Brief 1 =
In the passage on accountability, what does the writer say accountability supports?
Brief 2 =
Name every topic the writer of the passage on accountability says they now want to talk about.
Brief 3 =
Reproduce the part of the passage on accountability starting at "I’ve talked a" and ending at "they’re not wrong.".

Passage given =
'''

I’ve talked a lot about brainstorming and research lately but of course that’s not the whole game is it. So, now I want to talk to you about accountability. About goal setting and creating action plans.
I deeply believe that combined well, these things are key to your success.
There’s a lot of buzz around right now about accountability, I think it’s easy to appreciate that a lot of people feel it’s something that coaches coined in order to give you another reason to work with them however, I’m not one of them.
For me, I believe that most people buy any kind of course etc. exactly because they believe that they need that accountability to push themselves forward and they’re not wrong.
Developing your strategies yourself and teaching yourself new skills is absolutely doable when you’re motivated or inspired but the reason coaches mention accountability a lot in their marketing is because using a coach or a trainer is about being directed when you don’t know how to decipher the direction yourself. It’s about having someone hold you accountable for the things you say you need to do, learn or start and accountability supports motivation.
That being said, and I know people say ‘start before you’re ready’, I don’t believe that you should risk your financial future on a coach until you know you’re in a good place, the place where you are self disciplined enough to do the work.

'''

Raw data =
'''

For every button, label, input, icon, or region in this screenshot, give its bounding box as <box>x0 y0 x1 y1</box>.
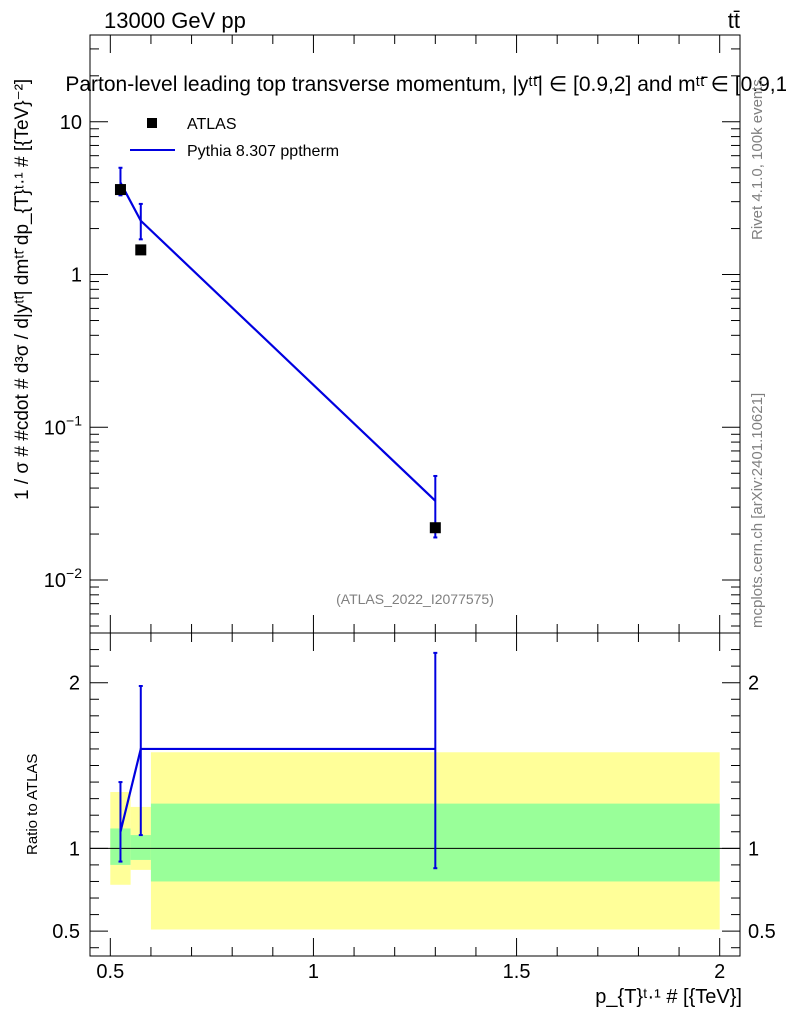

'''

Task result 1 =
Motivation.

Task result 2 =
Accountability, goal setting, and creating action plans.

Task result 3 =
I’ve talked a lot about brainstorming and research lately but of course that’s not the whole game is it. So, now I want to talk to you about accountability. About goal setting and creating action plans.
I deeply believe that combined well, these things are key to your success.
There’s a lot of buzz around right now about accountability, I think it’s easy to appreciate that a lot of people feel it’s something that coaches coined in order to give you another reason to work with them however, I’m not one of them.
For me, I believe that most people buy any kind of course etc. exactly because they believe that they need that accountability to push themselves forward and they’re not wrong.